**PROBLEM DETAILS**
Write out every entry precisely as given, leaving the pictures out.

+++++

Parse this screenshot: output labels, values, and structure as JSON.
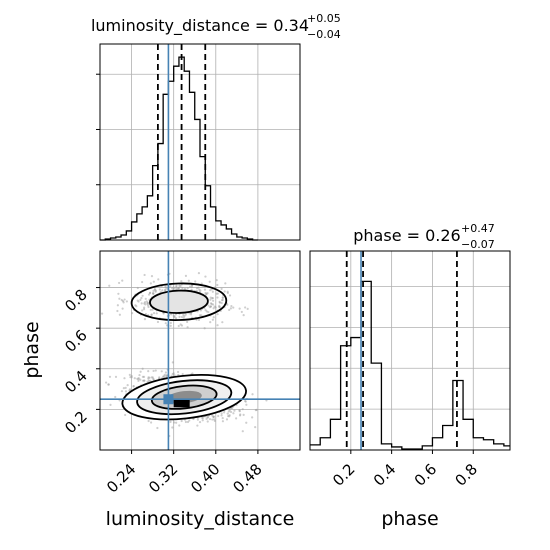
{
  "chart_data": [
    {
      "type": "histogram",
      "panel": "luminosity_distance marginal",
      "title_param": "luminosity_distance",
      "title_value": "0.34",
      "title_err_plus": "+0.05",
      "title_err_minus": "−0.04",
      "xlim": [
        0.18,
        0.56
      ],
      "bin_edges": [
        0.18,
        0.19,
        0.2,
        0.21,
        0.22,
        0.23,
        0.24,
        0.25,
        0.26,
        0.27,
        0.28,
        0.29,
        0.3,
        0.31,
        0.32,
        0.33,
        0.34,
        0.35,
        0.36,
        0.37,
        0.38,
        0.39,
        0.4,
        0.41,
        0.42,
        0.43,
        0.44,
        0.45,
        0.46,
        0.47,
        0.48
      ],
      "counts": [
        0,
        1,
        2,
        3,
        5,
        9,
        18,
        26,
        33,
        44,
        74,
        96,
        145,
        158,
        173,
        182,
        168,
        147,
        120,
        83,
        54,
        33,
        19,
        15,
        11,
        6,
        3,
        2,
        1,
        0
      ],
      "quantile_lines": [
        0.29,
        0.335,
        0.38
      ],
      "truth": 0.31,
      "grid": true
    },
    {
      "type": "scatter",
      "panel": "phase vs luminosity_distance",
      "xlabel": "luminosity_distance",
      "ylabel": "phase",
      "xlim": [
        0.18,
        0.56
      ],
      "ylim": [
        0.0,
        0.98
      ],
      "x_ticks": [
        "0.24",
        "0.32",
        "0.40",
        "0.48"
      ],
      "x_tick_values": [
        0.24,
        0.32,
        0.4,
        0.48
      ],
      "y_ticks": [
        "0.2",
        "0.4",
        "0.6",
        "0.8"
      ],
      "y_tick_values": [
        0.2,
        0.4,
        0.6,
        0.8
      ],
      "modes": [
        {
          "cx": 0.34,
          "cy": 0.26,
          "sx": 0.045,
          "sy": 0.05,
          "n": 1200,
          "tilt": -0.35
        },
        {
          "cx": 0.33,
          "cy": 0.73,
          "sx": 0.04,
          "sy": 0.05,
          "n": 500,
          "tilt": -0.1
        }
      ],
      "truth": [
        0.31,
        0.25
      ],
      "grid": true
    },
    {
      "type": "histogram",
      "panel": "phase marginal",
      "title_param": "phase",
      "title_value": "0.26",
      "title_err_plus": "+0.47",
      "title_err_minus": "−0.07",
      "xlim": [
        0.0,
        0.98
      ],
      "bin_edges": [
        0.0,
        0.05,
        0.1,
        0.15,
        0.2,
        0.25,
        0.3,
        0.35,
        0.4,
        0.45,
        0.5,
        0.55,
        0.6,
        0.65,
        0.7,
        0.75,
        0.8,
        0.85,
        0.9,
        0.95,
        0.98
      ],
      "counts": [
        5,
        12,
        30,
        102,
        110,
        165,
        85,
        6,
        3,
        1,
        1,
        4,
        12,
        24,
        68,
        30,
        12,
        10,
        6,
        4
      ],
      "quantile_lines": [
        0.18,
        0.26,
        0.72
      ],
      "truth": 0.25,
      "x_ticks": [
        "0.2",
        "0.4",
        "0.6",
        "0.8"
      ],
      "x_tick_values": [
        0.2,
        0.4,
        0.6,
        0.8
      ],
      "xlabel": "phase",
      "grid": true
    }
  ],
  "colors": {
    "truth": "#4682b4",
    "line": "#000000",
    "grid": "#b0b0b0",
    "scatter": "#9e9e9e"
  }
}
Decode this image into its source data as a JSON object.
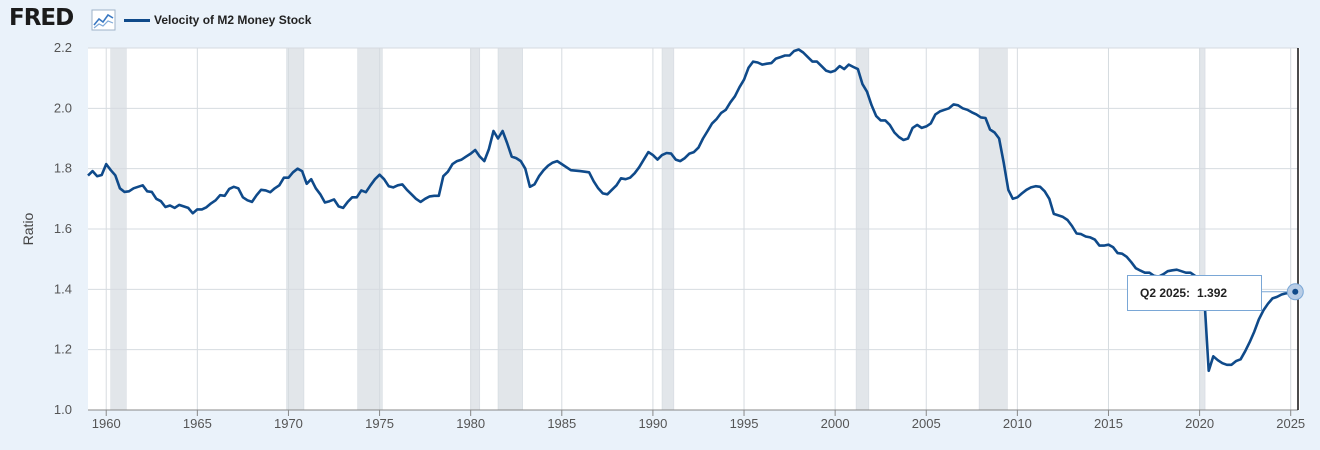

+++++

**COMPLETE OUTPUT**
Parse this screenshot: output labels, values, and structure as JSON.
{
  "chart_data": [
    {
      "type": "histogram",
      "panel": "luminosity_distance marginal",
      "title_param": "luminosity_distance",
      "title_value": "0.34",
      "title_err_plus": "+0.05",
      "title_err_minus": "−0.04",
      "xlim": [
        0.18,
        0.56
      ],
      "bin_edges": [
        0.18,
        0.19,
        0.2,
        0.21,
        0.22,
        0.23,
        0.24,
        0.25,
        0.26,
        0.27,
        0.28,
        0.29,
        0.3,
        0.31,
        0.32,
        0.33,
        0.34,
        0.35,
        0.36,
        0.37,
        0.38,
        0.39,
        0.4,
        0.41,
        0.42,
        0.43,
        0.44,
        0.45,
        0.46,
        0.47,
        0.48
      ],
      "counts": [
        0,
        1,
        2,
        3,
        5,
        9,
        18,
        26,
        33,
        44,
        74,
        96,
        145,
        158,
        173,
        182,
        168,
        147,
        120,
        83,
        54,
        33,
        19,
        15,
        11,
        6,
        3,
        2,
        1,
        0
      ],
      "quantile_lines": [
        0.29,
        0.335,
        0.38
      ],
      "truth": 0.31,
      "grid": true
    },
    {
      "type": "scatter",
      "panel": "phase vs luminosity_distance",
      "xlabel": "luminosity_distance",
      "ylabel": "phase",
      "xlim": [
        0.18,
        0.56
      ],
      "ylim": [
        0.0,
        0.98
      ],
      "x_ticks": [
        "0.24",
        "0.32",
        "0.40",
        "0.48"
      ],
      "x_tick_values": [
        0.24,
        0.32,
        0.4,
        0.48
      ],
      "y_ticks": [
        "0.2",
        "0.4",
        "0.6",
        "0.8"
      ],
      "y_tick_values": [
        0.2,
        0.4,
        0.6,
        0.8
      ],
      "modes": [
        {
          "cx": 0.34,
          "cy": 0.26,
          "sx": 0.045,
          "sy": 0.05,
          "n": 1200,
          "tilt": -0.35
        },
        {
          "cx": 0.33,
          "cy": 0.73,
          "sx": 0.04,
          "sy": 0.05,
          "n": 500,
          "tilt": -0.1
        }
      ],
      "truth": [
        0.31,
        0.25
      ],
      "grid": true
    },
    {
      "type": "histogram",
      "panel": "phase marginal",
      "title_param": "phase",
      "title_value": "0.26",
      "title_err_plus": "+0.47",
      "title_err_minus": "−0.07",
      "xlim": [
        0.0,
        0.98
      ],
      "bin_edges": [
        0.0,
        0.05,
        0.1,
        0.15,
        0.2,
        0.25,
        0.3,
        0.35,
        0.4,
        0.45,
        0.5,
        0.55,
        0.6,
        0.65,
        0.7,
        0.75,
        0.8,
        0.85,
        0.9,
        0.95,
        0.98
      ],
      "counts": [
        5,
        12,
        30,
        102,
        110,
        165,
        85,
        6,
        3,
        1,
        1,
        4,
        12,
        24,
        68,
        30,
        12,
        10,
        6,
        4
      ],
      "quantile_lines": [
        0.18,
        0.26,
        0.72
      ],
      "truth": 0.25,
      "x_ticks": [
        "0.2",
        "0.4",
        "0.6",
        "0.8"
      ],
      "x_tick_values": [
        0.2,
        0.4,
        0.6,
        0.8
      ],
      "xlabel": "phase",
      "grid": true
    }
  ],
  "colors": {
    "truth": "#4682b4",
    "line": "#000000",
    "grid": "#b0b0b0",
    "scatter": "#9e9e9e"
  }
}
Decode this image into its source data as a JSON object.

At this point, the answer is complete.